-- Begin --
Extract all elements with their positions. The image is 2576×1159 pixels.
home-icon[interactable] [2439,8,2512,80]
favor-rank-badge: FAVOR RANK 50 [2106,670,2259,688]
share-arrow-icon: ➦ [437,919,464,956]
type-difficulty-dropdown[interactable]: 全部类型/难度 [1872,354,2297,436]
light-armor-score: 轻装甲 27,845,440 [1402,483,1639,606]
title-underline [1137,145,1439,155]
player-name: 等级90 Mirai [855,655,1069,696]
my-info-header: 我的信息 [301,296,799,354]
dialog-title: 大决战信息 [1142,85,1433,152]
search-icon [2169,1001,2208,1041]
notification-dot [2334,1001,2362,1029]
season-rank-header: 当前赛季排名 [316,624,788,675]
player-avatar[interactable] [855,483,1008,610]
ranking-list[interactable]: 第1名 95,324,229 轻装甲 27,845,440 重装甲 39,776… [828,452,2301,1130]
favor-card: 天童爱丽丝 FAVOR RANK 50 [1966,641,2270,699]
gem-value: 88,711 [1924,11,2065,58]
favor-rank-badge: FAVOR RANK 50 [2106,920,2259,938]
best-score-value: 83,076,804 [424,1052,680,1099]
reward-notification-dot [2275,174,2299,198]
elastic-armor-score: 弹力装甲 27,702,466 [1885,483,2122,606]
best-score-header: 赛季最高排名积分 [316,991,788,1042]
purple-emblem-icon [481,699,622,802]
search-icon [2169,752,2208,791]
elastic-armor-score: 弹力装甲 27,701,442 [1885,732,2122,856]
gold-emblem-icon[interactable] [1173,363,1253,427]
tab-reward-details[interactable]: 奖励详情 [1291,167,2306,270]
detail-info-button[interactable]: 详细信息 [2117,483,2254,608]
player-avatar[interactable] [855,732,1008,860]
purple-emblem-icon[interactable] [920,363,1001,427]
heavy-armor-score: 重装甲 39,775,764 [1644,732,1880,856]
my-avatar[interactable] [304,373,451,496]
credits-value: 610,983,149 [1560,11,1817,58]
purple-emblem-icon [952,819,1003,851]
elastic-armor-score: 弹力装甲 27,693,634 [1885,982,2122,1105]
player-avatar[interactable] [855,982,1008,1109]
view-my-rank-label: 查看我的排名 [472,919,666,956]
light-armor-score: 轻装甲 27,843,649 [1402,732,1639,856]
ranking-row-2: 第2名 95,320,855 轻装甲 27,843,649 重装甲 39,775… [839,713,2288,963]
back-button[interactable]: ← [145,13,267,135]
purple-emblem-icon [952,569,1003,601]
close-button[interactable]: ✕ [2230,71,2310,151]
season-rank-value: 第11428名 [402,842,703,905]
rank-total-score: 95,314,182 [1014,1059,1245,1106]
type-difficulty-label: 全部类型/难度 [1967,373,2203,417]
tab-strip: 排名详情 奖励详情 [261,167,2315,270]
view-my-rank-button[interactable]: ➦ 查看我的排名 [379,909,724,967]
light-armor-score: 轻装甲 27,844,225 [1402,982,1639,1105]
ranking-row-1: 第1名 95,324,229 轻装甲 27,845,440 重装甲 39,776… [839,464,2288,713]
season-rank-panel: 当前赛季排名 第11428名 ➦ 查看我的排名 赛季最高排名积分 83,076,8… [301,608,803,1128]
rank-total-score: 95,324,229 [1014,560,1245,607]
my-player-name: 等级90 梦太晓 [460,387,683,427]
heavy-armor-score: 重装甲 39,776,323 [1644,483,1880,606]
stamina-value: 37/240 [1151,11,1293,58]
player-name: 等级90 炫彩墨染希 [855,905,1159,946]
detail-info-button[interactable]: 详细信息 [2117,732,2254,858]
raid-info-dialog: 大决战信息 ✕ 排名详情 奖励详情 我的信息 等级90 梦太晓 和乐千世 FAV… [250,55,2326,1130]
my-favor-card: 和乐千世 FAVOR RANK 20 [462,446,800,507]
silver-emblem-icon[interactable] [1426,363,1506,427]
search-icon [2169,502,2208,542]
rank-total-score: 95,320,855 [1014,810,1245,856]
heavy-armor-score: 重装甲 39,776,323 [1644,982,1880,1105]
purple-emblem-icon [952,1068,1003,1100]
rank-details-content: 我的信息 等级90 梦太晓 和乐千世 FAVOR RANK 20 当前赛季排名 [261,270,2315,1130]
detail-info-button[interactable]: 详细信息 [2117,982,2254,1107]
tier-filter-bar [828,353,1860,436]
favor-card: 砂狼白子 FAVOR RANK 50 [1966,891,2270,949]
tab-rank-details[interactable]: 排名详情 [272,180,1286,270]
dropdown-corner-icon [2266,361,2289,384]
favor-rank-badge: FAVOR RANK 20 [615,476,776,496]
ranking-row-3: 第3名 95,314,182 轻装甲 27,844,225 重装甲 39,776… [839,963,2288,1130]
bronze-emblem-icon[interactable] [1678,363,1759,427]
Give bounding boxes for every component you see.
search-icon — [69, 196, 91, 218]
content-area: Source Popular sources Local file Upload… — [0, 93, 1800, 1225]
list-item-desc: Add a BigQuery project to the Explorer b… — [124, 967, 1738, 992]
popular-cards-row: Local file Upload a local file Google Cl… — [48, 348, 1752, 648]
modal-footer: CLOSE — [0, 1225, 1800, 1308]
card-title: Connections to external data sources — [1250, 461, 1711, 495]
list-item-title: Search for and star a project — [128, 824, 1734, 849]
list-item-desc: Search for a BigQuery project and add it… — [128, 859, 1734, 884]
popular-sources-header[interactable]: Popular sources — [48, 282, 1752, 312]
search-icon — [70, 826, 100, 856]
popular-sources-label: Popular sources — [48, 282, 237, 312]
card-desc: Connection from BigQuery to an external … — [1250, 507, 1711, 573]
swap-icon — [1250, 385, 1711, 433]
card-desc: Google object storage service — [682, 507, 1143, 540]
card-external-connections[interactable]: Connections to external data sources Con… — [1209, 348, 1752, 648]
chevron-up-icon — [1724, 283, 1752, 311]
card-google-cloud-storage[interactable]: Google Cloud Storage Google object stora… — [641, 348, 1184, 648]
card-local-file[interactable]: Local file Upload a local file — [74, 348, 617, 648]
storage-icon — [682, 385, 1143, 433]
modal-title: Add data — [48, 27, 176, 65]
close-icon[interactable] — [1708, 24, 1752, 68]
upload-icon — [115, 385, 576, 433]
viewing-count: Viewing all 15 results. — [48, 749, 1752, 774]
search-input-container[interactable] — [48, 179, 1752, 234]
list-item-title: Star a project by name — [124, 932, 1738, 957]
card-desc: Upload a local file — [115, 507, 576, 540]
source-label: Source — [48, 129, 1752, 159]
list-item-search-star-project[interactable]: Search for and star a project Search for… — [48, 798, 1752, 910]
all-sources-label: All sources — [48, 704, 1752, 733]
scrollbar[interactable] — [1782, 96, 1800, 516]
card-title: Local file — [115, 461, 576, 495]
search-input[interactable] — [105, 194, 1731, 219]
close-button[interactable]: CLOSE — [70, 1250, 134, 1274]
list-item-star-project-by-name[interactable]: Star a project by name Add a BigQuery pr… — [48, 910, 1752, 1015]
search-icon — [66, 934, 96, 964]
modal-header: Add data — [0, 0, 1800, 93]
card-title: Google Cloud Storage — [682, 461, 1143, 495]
-- End --
**WHAT THE TASK ASKS**
Convert the rows above into a JSON list of strings, one string per line, leaving out blank lines.

**COMPLETED EXERCISE**
[
  "Extract all elements with their positions. The image is 2576×1159 pixels.",
  "home-icon[interactable] [2439,8,2512,80]",
  "favor-rank-badge: FAVOR RANK 50 [2106,670,2259,688]",
  "share-arrow-icon: ➦ [437,919,464,956]",
  "type-difficulty-dropdown[interactable]: 全部类型/难度 [1872,354,2297,436]",
  "light-armor-score: 轻装甲 27,845,440 [1402,483,1639,606]",
  "title-underline [1137,145,1439,155]",
  "player-name: 等级90 Mirai [855,655,1069,696]",
  "my-info-header: 我的信息 [301,296,799,354]",
  "dialog-title: 大决战信息 [1142,85,1433,152]",
  "search-icon [2169,1001,2208,1041]",
  "notification-dot [2334,1001,2362,1029]",
  "season-rank-header: 当前赛季排名 [316,624,788,675]",
  "player-avatar[interactable] [855,483,1008,610]",
  "ranking-list[interactable]: 第1名 95,324,229 轻装甲 27,845,440 重装甲 39,776… [828,452,2301,1130]",
  "favor-card: 天童爱丽丝 FAVOR RANK 50 [1966,641,2270,699]",
  "gem-value: 88,711 [1924,11,2065,58]",
  "favor-rank-badge: FAVOR RANK 50 [2106,920,2259,938]",
  "best-score-value: 83,076,804 [424,1052,680,1099]",
  "reward-notification-dot [2275,174,2299,198]",
  "elastic-armor-score: 弹力装甲 27,702,466 [1885,483,2122,606]",
  "best-score-header: 赛季最高排名积分 [316,991,788,1042]",
  "purple-emblem-icon [481,699,622,802]",
  "search-icon [2169,752,2208,791]",
  "elastic-armor-score: 弹力装甲 27,701,442 [1885,732,2122,856]",
  "gold-emblem-icon[interactable] [1173,363,1253,427]",
  "tab-reward-details[interactable]: 奖励详情 [1291,167,2306,270]",
  "detail-info-button[interactable]: 详细信息 [2117,483,2254,608]",
  "player-avatar[interactable] [855,732,1008,860]",
  "purple-emblem-icon[interactable] [920,363,1001,427]",
  "heavy-armor-score: 重装甲 39,775,764 [1644,732,1880,856]",
  "my-avatar[interactable] [304,373,451,496]",
  "credits-value: 610,983,149 [1560,11,1817,58]",
  "purple-emblem-icon [952,819,1003,851]",
  "elastic-armor-score: 弹力装甲 27,693,634 [1885,982,2122,1105]",
  "player-avatar[interactable] [855,982,1008,1109]",
  "view-my-rank-label: 查看我的排名 [472,919,666,956]",
  "light-armor-score: 轻装甲 27,843,649 [1402,732,1639,856]",
  "ranking-row-2: 第2名 95,320,855 轻装甲 27,843,649 重装甲 39,775… [839,713,2288,963]",
  "back-button[interactable]: ← [145,13,267,135]",
  "purple-emblem-icon [952,569,1003,601]",
  "close-button[interactable]: ✕ [2230,71,2310,151]",
  "season-rank-value: 第11428名 [402,842,703,905]",
  "rank-total-score: 95,314,182 [1014,1059,1245,1106]",
  "type-difficulty-label: 全部类型/难度 [1967,373,2203,417]",
  "tab-strip: 排名详情 奖励详情 [261,167,2315,270]",
  "view-my-rank-button[interactable]: ➦ 查看我的排名 [379,909,724,967]",
  "light-armor-score: 轻装甲 27,844,225 [1402,982,1639,1105]",
  "ranking-row-1: 第1名 95,324,229 轻装甲 27,845,440 重装甲 39,776… [839,464,2288,713]",
  "season-rank-panel: 当前赛季排名 第11428名 ➦ 查看我的排名 赛季最高排名积分 83,076,8… [301,608,803,1128]",
  "rank-total-score: 95,324,229 [1014,560,1245,607]",
  "my-player-name: 等级90 梦太晓 [460,387,683,427]",
  "heavy-armor-score: 重装甲 39,776,323 [1644,483,1880,606]",
  "stamina-value: 37/240 [1151,11,1293,58]",
  "player-name: 等级90 炫彩墨染希 [855,905,1159,946]",
  "detail-info-button[interactable]: 详细信息 [2117,732,2254,858]",
  "raid-info-dialog: 大决战信息 ✕ 排名详情 奖励详情 我的信息 等级90 梦太晓 和乐千世 FAV… [250,55,2326,1130]",
  "my-favor-card: 和乐千世 FAVOR RANK 20 [462,446,800,507]",
  "silver-emblem-icon[interactable] [1426,363,1506,427]",
  "search-icon [2169,502,2208,542]",
  "rank-total-score: 95,320,855 [1014,810,1245,856]",
  "heavy-armor-score: 重装甲 39,776,323 [1644,982,1880,1105]",
  "purple-emblem-icon [952,1068,1003,1100]",
  "rank-details-content: 我的信息 等级90 梦太晓 和乐千世 FAVOR RANK 20 当前赛季排名 [261,270,2315,1130]",
  "detail-info-button[interactable]: 详细信息 [2117,982,2254,1107]",
  "tier-filter-bar [828,353,1860,436]",
  "favor-card: 砂狼白子 FAVOR RANK 50 [1966,891,2270,949]",
  "tab-rank-details[interactable]: 排名详情 [272,180,1286,270]",
  "dropdown-corner-icon [2266,361,2289,384]",
  "favor-rank-badge: FAVOR RANK 20 [615,476,776,496]",
  "ranking-row-3: 第3名 95,314,182 轻装甲 27,844,225 重装甲 39,776… [839,963,2288,1130]",
  "bronze-emblem-icon[interactable] [1678,363,1759,427]",
  "Give bounding boxes for every component you see.",
  "search-icon — [69, 196, 91, 218]",
  "content-area: Source Popular sources Local file Upload… — [0, 93, 1800, 1225]",
  "list-item-desc: Add a BigQuery project to the Explorer b… — [124, 967, 1738, 992]",
  "popular-cards-row: Local file Upload a local file Google Cl… — [48, 348, 1752, 648]",
  "modal-footer: CLOSE — [0, 1225, 1800, 1308]",
  "card-title: Connections to external data sources — [1250, 461, 1711, 495]",
  "list-item-title: Search for and star a project — [128, 824, 1734, 849]",
  "list-item-desc: Search for a BigQuery project and add it… — [128, 859, 1734, 884]",
  "popular-sources-header[interactable]: Popular sources — [48, 282, 1752, 312]",
  "search-icon — [70, 826, 100, 856]",
  "popular-sources-label: Popular sources — [48, 282, 237, 312]",
  "card-desc: Connection from BigQuery to an external … — [1250, 507, 1711, 573]",
  "swap-icon — [1250, 385, 1711, 433]",
  "card-desc: Google object storage service — [682, 507, 1143, 540]",
  "card-external-connections[interactable]: Connections to external data sources Con… — [1209, 348, 1752, 648]",
  "chevron-up-icon — [1724, 283, 1752, 311]",
  "card-google-cloud-storage[interactable]: Google Cloud Storage Google object stora… — [641, 348, 1184, 648]",
  "card-local-file[interactable]: Local file Upload a local file — [74, 348, 617, 648]",
  "storage-icon — [682, 385, 1143, 433]",
  "modal-title: Add data — [48, 27, 176, 65]",
  "close-icon[interactable] — [1708, 24, 1752, 68]",
  "upload-icon — [115, 385, 576, 433]",
  "viewing-count: Viewing all 15 results. — [48, 749, 1752, 774]",
  "search-input-container[interactable] — [48, 179, 1752, 234]",
  "list-item-title: Star a project by name — [124, 932, 1738, 957]",
  "card-desc: Upload a local file — [115, 507, 576, 540]",
  "source-label: Source — [48, 129, 1752, 159]",
  "list-item-search-star-project[interactable]: Search for and star a project Search for… — [48, 798, 1752, 910]",
  "all-sources-label: All sources — [48, 704, 1752, 733]",
  "scrollbar[interactable] — [1782, 96, 1800, 516]",
  "card-title: Local file — [115, 461, 576, 495]",
  "search-input[interactable] — [105, 194, 1731, 219]",
  "close-button[interactable]: CLOSE — [70, 1250, 134, 1274]",
  "list-item-star-project-by-name[interactable]: Star a project by name Add a BigQuery pr… — [48, 910, 1752, 1015]",
  "search-icon — [66, 934, 96, 964]",
  "modal-header: Add data — [0, 0, 1800, 93]",
  "card-title: Google Cloud Storage — [682, 461, 1143, 495]"
]